(Data listing)
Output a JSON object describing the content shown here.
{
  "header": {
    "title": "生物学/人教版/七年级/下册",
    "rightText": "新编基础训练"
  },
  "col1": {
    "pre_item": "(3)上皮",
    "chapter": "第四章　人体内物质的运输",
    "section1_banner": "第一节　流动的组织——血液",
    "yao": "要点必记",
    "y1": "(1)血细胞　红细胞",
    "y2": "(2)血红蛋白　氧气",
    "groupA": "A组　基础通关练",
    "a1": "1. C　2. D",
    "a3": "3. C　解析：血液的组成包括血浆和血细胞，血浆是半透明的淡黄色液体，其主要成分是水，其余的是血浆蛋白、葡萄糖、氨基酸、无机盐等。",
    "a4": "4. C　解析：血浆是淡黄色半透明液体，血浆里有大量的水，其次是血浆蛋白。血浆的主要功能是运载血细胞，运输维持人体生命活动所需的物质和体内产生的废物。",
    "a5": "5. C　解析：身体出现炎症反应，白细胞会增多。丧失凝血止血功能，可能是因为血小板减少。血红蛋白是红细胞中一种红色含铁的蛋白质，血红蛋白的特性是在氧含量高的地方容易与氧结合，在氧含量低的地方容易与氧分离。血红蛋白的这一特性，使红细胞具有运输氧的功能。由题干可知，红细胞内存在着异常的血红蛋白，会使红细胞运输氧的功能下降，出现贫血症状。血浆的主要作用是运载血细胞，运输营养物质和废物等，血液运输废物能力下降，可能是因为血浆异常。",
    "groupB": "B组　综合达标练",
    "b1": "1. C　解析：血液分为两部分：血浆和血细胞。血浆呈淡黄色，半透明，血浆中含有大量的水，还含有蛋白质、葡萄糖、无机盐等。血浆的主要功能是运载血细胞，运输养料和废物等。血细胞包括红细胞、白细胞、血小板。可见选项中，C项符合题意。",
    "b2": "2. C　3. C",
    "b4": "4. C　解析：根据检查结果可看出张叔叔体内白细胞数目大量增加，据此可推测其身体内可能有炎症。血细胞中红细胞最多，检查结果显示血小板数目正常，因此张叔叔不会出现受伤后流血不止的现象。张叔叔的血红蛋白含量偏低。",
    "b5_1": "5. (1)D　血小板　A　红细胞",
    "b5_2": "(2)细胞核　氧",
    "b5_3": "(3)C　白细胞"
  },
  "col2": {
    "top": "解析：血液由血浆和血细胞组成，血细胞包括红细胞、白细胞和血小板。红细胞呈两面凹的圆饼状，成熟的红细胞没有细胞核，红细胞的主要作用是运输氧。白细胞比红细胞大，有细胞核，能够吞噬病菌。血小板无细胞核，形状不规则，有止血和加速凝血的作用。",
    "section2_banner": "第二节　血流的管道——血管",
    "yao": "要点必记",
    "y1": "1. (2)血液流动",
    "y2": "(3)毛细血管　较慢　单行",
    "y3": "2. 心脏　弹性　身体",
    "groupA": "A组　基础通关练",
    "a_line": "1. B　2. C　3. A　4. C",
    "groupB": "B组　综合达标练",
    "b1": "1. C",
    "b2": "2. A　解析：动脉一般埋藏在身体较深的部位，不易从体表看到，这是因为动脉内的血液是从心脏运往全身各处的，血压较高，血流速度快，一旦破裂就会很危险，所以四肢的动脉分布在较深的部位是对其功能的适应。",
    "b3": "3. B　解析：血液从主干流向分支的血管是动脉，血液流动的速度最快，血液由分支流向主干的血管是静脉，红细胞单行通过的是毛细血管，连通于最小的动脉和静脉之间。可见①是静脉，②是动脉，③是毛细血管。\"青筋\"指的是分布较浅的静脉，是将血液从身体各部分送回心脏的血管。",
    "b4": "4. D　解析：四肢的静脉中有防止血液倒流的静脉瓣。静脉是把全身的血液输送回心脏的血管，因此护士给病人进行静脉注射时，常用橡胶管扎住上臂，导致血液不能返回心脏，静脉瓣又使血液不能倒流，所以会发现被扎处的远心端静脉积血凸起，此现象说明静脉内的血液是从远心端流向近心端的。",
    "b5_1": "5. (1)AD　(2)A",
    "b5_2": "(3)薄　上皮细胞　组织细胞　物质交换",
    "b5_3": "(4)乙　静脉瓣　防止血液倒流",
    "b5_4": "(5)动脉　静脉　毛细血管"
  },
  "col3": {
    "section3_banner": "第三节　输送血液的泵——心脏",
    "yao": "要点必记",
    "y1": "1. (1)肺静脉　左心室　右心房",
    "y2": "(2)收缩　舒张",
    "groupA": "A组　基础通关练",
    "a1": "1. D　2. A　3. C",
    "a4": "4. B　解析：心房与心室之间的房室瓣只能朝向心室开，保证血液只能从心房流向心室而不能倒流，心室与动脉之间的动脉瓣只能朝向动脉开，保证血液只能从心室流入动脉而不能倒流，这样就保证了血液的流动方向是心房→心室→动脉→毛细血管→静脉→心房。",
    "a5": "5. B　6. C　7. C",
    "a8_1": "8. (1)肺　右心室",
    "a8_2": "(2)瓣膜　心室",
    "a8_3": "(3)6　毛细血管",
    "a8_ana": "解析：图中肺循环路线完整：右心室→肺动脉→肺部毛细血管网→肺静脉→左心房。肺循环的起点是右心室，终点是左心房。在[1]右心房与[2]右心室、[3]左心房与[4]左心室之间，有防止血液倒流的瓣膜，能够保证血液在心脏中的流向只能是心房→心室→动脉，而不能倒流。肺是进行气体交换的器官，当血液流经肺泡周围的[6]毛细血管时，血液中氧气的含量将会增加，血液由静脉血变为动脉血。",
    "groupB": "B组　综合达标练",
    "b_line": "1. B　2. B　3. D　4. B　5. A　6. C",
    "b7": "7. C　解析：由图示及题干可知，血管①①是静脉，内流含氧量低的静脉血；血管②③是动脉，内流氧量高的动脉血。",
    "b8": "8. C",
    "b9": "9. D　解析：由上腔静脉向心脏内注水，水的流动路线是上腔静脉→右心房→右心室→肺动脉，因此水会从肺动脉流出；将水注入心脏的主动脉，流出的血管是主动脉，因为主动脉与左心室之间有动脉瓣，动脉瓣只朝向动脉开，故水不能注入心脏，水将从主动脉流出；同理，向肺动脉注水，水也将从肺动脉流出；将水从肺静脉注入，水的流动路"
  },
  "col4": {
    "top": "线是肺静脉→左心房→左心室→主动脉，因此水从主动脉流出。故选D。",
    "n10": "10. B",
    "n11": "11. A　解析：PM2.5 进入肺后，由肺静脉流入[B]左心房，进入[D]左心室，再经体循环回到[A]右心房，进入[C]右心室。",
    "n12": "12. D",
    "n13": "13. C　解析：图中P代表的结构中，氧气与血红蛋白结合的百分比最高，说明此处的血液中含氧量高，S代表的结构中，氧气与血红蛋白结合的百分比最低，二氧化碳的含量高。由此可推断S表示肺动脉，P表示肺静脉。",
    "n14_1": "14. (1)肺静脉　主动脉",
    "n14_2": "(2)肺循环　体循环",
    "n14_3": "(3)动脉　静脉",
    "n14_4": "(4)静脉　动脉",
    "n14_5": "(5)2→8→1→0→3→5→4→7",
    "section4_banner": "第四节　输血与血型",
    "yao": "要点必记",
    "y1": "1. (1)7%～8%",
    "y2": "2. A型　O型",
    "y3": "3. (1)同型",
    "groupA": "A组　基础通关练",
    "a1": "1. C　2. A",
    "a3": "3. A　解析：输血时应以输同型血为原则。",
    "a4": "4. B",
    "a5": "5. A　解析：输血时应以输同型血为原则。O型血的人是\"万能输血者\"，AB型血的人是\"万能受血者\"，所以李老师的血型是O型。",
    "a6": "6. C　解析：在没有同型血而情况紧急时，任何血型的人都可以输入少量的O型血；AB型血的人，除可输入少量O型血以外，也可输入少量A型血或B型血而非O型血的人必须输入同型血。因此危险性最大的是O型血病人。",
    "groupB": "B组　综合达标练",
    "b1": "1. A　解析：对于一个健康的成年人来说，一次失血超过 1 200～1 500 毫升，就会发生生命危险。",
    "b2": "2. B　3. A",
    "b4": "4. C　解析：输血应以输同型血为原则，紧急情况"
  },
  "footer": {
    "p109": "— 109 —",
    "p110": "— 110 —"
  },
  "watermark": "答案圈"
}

PROBLEM TO SOLVE — For the listing above, give the number of lines in which the string "血浆的主要功能是运载血细胞" occurs, and nothing else.

CORRECT OUTPUT — 2